(begin)
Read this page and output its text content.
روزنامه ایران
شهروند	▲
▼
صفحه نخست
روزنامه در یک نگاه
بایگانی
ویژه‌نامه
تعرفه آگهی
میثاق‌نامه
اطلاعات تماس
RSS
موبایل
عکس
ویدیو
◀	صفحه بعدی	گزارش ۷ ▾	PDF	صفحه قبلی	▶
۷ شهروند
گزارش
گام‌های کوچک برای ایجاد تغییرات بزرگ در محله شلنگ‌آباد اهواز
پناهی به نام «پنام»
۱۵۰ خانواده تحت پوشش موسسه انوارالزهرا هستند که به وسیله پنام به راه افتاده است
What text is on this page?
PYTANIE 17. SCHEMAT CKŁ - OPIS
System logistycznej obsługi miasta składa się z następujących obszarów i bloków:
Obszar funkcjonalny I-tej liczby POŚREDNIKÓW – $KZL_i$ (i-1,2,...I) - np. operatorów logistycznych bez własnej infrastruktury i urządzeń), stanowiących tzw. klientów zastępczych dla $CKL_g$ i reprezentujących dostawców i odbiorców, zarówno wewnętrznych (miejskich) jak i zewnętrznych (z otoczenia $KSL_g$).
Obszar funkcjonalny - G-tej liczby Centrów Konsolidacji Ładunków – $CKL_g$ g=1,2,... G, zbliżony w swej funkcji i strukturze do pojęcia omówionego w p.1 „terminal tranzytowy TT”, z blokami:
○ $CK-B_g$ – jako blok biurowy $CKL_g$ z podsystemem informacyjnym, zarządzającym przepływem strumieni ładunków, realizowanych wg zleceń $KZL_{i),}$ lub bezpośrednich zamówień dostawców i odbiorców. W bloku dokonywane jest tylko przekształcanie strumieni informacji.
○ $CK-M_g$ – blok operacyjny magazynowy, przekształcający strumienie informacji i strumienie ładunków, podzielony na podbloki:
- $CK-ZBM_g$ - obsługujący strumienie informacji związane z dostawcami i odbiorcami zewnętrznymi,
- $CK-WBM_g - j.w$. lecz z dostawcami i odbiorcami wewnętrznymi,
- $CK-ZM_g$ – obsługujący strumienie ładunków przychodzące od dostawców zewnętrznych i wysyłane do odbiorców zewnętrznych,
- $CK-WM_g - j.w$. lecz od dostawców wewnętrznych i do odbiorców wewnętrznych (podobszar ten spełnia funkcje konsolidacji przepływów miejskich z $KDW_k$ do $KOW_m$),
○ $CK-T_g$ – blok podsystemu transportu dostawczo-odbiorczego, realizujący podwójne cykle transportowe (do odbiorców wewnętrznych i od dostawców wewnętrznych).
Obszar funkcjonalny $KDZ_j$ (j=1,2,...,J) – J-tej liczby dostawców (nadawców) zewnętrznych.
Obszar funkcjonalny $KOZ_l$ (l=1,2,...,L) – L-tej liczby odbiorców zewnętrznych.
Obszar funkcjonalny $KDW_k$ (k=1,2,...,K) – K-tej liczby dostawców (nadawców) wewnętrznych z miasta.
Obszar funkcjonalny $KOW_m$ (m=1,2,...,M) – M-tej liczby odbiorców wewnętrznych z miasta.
(end)
■ **Problem details**: Reproduce the data in full, exactly as presented.

■ **Finished answer**:
Read this page and output its text content.
روزنامه ایران
شهروند	▲
▼
صفحه نخست
روزنامه در یک نگاه
بایگانی
ویژه‌نامه
تعرفه آگهی
میثاق‌نامه
اطلاعات تماس
RSS
موبایل
عکس
ویدیو
◀	صفحه بعدی	گزارش ۷ ▾	PDF	صفحه قبلی	▶
۷ شهروند
گزارش
گام‌های کوچک برای ایجاد تغییرات بزرگ در محله شلنگ‌آباد اهواز
پناهی به نام «پنام»
۱۵۰ خانواده تحت پوشش موسسه انوارالزهرا هستند که به وسیله پنام به راه افتاده است
What text is on this page?
PYTANIE 17. SCHEMAT CKŁ - OPIS
System logistycznej obsługi miasta składa się z następujących obszarów i bloków:
Obszar funkcjonalny I-tej liczby POŚREDNIKÓW – $KZL_i$ (i-1,2,...I) - np. operatorów logistycznych bez własnej infrastruktury i urządzeń), stanowiących tzw. klientów zastępczych dla $CKL_g$ i reprezentujących dostawców i odbiorców, zarówno wewnętrznych (miejskich) jak i zewnętrznych (z otoczenia $KSL_g$).
Obszar funkcjonalny - G-tej liczby Centrów Konsolidacji Ładunków – $CKL_g$ g=1,2,... G, zbliżony w swej funkcji i strukturze do pojęcia omówionego w p.1 „terminal tranzytowy TT”, z blokami:
○ $CK-B_g$ – jako blok biurowy $CKL_g$ z podsystemem informacyjnym, zarządzającym przepływem strumieni ładunków, realizowanych wg zleceń $KZL_{i),}$ lub bezpośrednich zamówień dostawców i odbiorców. W bloku dokonywane jest tylko przekształcanie strumieni informacji.
○ $CK-M_g$ – blok operacyjny magazynowy, przekształcający strumienie informacji i strumienie ładunków, podzielony na podbloki:
- $CK-ZBM_g$ - obsługujący strumienie informacji związane z dostawcami i odbiorcami zewnętrznymi,
- $CK-WBM_g - j.w$. lecz z dostawcami i odbiorcami wewnętrznymi,
- $CK-ZM_g$ – obsługujący strumienie ładunków przychodzące od dostawców zewnętrznych i wysyłane do odbiorców zewnętrznych,
- $CK-WM_g - j.w$. lecz od dostawców wewnętrznych i do odbiorców wewnętrznych (podobszar ten spełnia funkcje konsolidacji przepływów miejskich z $KDW_k$ do $KOW_m$),
○ $CK-T_g$ – blok podsystemu transportu dostawczo-odbiorczego, realizujący podwójne cykle transportowe (do odbiorców wewnętrznych i od dostawców wewnętrznych).
Obszar funkcjonalny $KDZ_j$ (j=1,2,...,J) – J-tej liczby dostawców (nadawców) zewnętrznych.
Obszar funkcjonalny $KOZ_l$ (l=1,2,...,L) – L-tej liczby odbiorców zewnętrznych.
Obszar funkcjonalny $KDW_k$ (k=1,2,...,K) – K-tej liczby dostawców (nadawców) wewnętrznych z miasta.
Obszar funkcjonalny $KOW_m$ (m=1,2,...,M) – M-tej liczby odbiorców wewnętrznych z miasta.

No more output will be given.